START PROVIDED MATERIAL

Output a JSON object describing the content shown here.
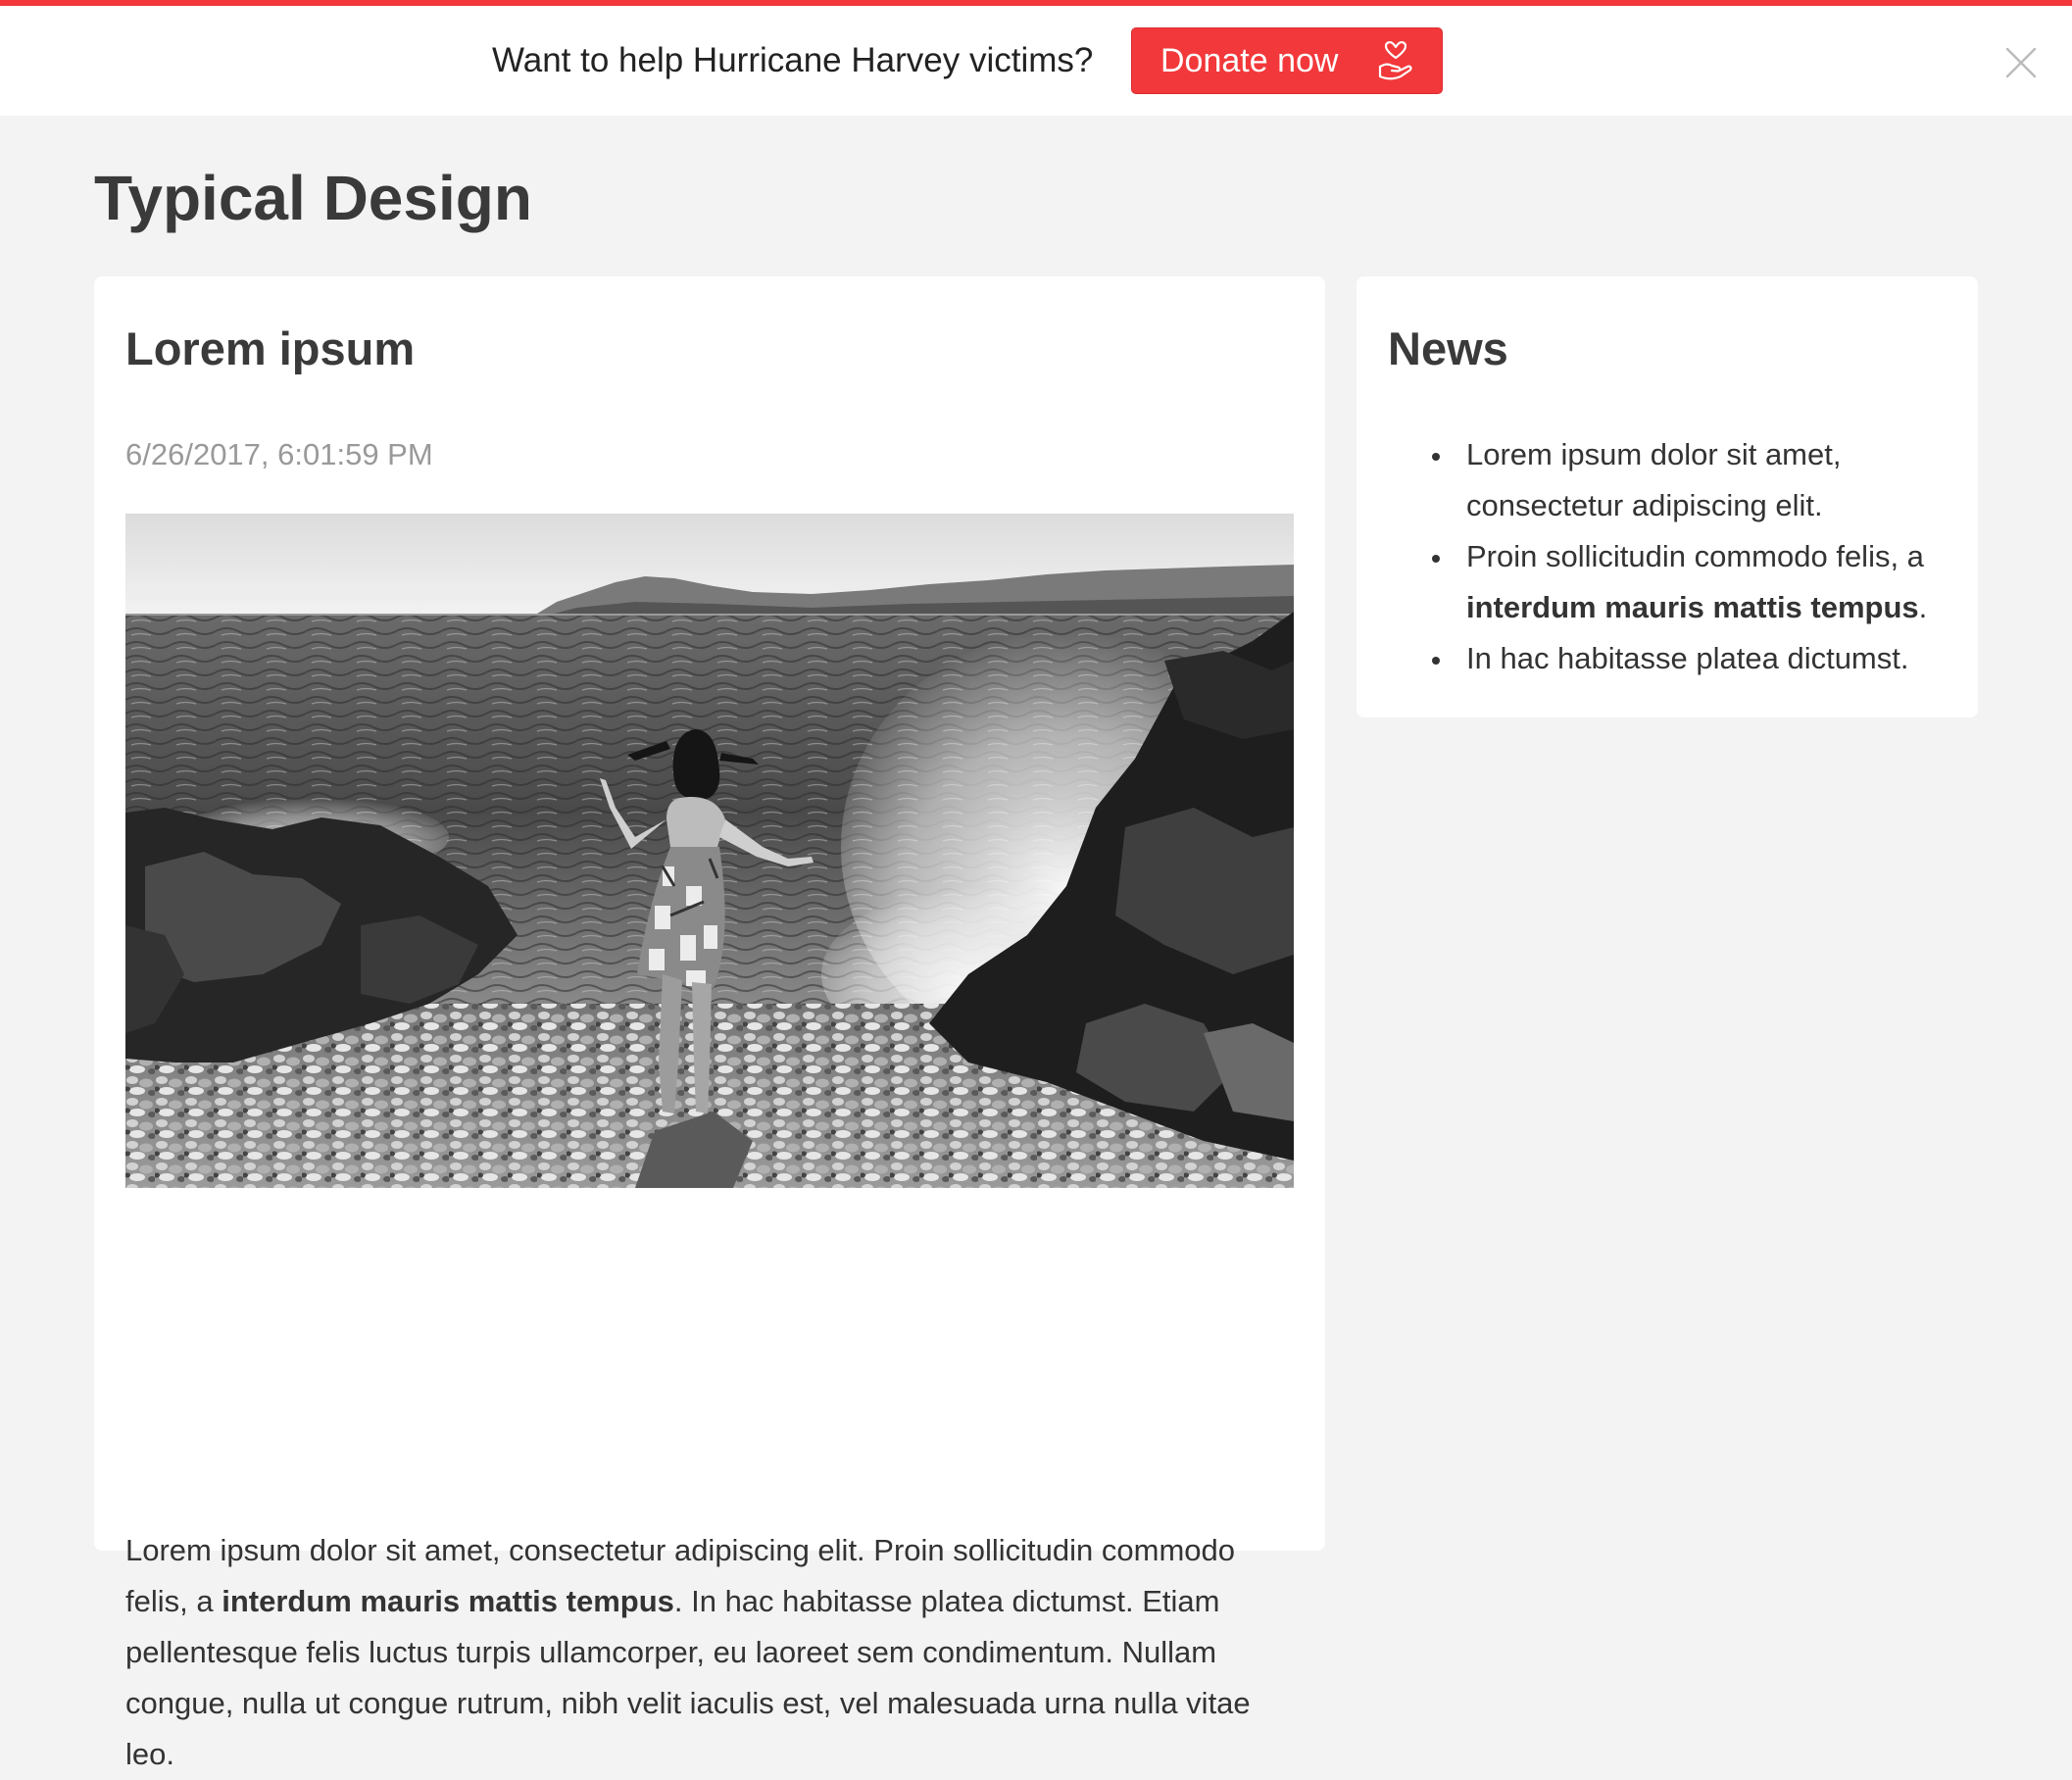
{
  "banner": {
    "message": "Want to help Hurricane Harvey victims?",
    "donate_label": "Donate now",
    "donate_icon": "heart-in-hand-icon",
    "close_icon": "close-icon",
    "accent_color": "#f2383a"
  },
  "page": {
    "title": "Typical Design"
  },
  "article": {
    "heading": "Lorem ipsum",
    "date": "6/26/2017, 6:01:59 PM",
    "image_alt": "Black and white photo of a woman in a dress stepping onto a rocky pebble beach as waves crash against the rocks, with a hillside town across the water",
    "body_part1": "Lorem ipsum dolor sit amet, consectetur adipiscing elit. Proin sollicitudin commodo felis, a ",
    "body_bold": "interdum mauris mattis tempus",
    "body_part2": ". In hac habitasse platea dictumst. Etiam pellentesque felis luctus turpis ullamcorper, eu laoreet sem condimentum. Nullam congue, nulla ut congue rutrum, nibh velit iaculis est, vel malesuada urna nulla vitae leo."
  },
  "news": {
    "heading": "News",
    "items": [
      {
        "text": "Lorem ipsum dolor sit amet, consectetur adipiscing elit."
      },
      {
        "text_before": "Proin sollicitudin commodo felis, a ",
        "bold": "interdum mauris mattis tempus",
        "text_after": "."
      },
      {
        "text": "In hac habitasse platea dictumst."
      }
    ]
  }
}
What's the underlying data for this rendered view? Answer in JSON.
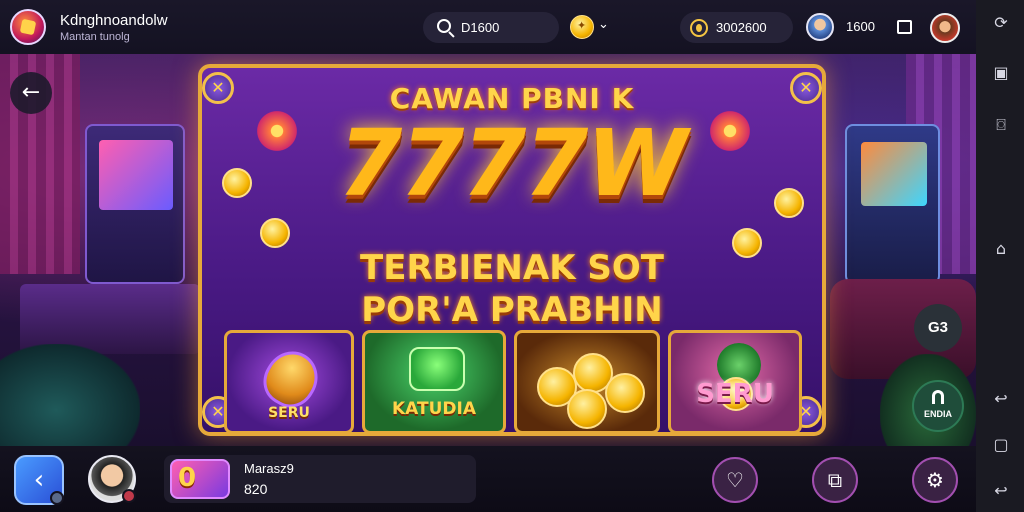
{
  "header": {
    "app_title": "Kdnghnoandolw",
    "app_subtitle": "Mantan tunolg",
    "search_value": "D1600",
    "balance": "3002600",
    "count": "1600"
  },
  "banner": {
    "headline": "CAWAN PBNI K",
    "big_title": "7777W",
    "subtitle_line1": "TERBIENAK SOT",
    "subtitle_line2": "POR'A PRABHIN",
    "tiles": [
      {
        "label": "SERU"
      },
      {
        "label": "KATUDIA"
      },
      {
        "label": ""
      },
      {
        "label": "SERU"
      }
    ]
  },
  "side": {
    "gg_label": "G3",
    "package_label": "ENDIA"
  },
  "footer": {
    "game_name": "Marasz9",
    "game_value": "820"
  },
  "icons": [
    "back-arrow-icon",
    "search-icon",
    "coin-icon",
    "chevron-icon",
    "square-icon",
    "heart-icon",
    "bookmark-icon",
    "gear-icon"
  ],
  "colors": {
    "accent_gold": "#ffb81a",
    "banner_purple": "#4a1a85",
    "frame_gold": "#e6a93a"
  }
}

END PROVIDED MATERIAL

**REQUEST**. Using the material above, report each line where "Proin" occurs.

**EXPECTED ANSWER**.
    "body_part1": "Lorem ipsum dolor sit amet, consectetur adipiscing elit. Proin sollicitudin commodo felis, a ",
        "text_before": "Proin sollicitudin commodo felis, a ",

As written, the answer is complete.